(Dataset entries)
════
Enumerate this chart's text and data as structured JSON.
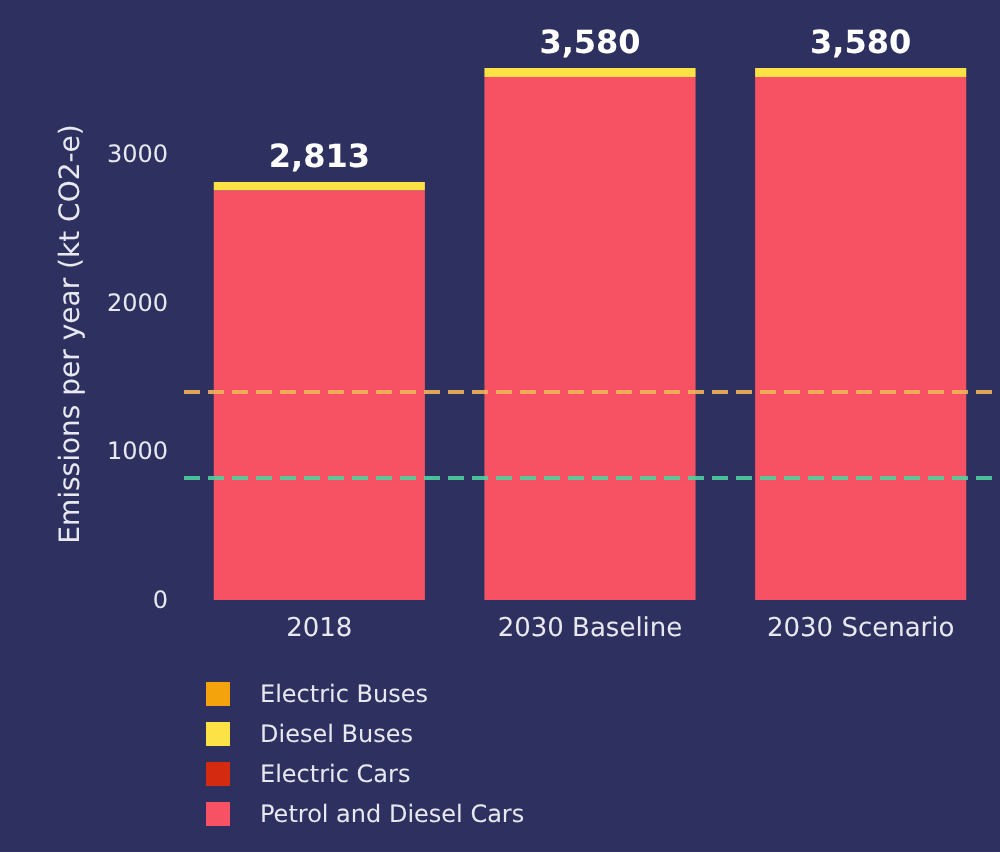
{
  "chart_data": {
    "type": "bar",
    "ylabel": "Emissions per year (kt CO2-e)",
    "categories": [
      "2018",
      "2030 Baseline",
      "2030 Scenario"
    ],
    "stacked": true,
    "series": [
      {
        "name": "Petrol and Diesel Cars",
        "color": "#f75264",
        "values": [
          2758,
          3520,
          3520
        ]
      },
      {
        "name": "Electric Cars",
        "color": "#d42b10",
        "values": [
          0,
          0,
          0
        ]
      },
      {
        "name": "Diesel Buses",
        "color": "#fde245",
        "values": [
          55,
          60,
          60
        ]
      },
      {
        "name": "Electric Buses",
        "color": "#f5a30c",
        "values": [
          0,
          0,
          0
        ]
      }
    ],
    "totals": [
      "2,813",
      "3,580",
      "3,580"
    ],
    "ylim": [
      0,
      3580
    ],
    "yticks": [
      0,
      1000,
      2000,
      3000
    ],
    "ref_lines": [
      {
        "axis": "y",
        "value": 1400,
        "color": "#f3b35a",
        "line_style": "dashed"
      },
      {
        "axis": "y",
        "value": 830,
        "color": "#4fd0a0",
        "line_style": "dashed"
      }
    ],
    "grid": false,
    "legend": "bottom left"
  }
}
════
- _Short exercise_: Reproduce the full listing faithfully, but do not carry over any pictures.

- _Result_:
Enumerate this chart's text and data as structured JSON.
{
  "chart_data": {
    "type": "bar",
    "ylabel": "Emissions per year (kt CO2-e)",
    "categories": [
      "2018",
      "2030 Baseline",
      "2030 Scenario"
    ],
    "stacked": true,
    "series": [
      {
        "name": "Petrol and Diesel Cars",
        "color": "#f75264",
        "values": [
          2758,
          3520,
          3520
        ]
      },
      {
        "name": "Electric Cars",
        "color": "#d42b10",
        "values": [
          0,
          0,
          0
        ]
      },
      {
        "name": "Diesel Buses",
        "color": "#fde245",
        "values": [
          55,
          60,
          60
        ]
      },
      {
        "name": "Electric Buses",
        "color": "#f5a30c",
        "values": [
          0,
          0,
          0
        ]
      }
    ],
    "totals": [
      "2,813",
      "3,580",
      "3,580"
    ],
    "ylim": [
      0,
      3580
    ],
    "yticks": [
      0,
      1000,
      2000,
      3000
    ],
    "ref_lines": [
      {
        "axis": "y",
        "value": 1400,
        "color": "#f3b35a",
        "line_style": "dashed"
      },
      {
        "axis": "y",
        "value": 830,
        "color": "#4fd0a0",
        "line_style": "dashed"
      }
    ],
    "grid": false,
    "legend": "bottom left"
  }
}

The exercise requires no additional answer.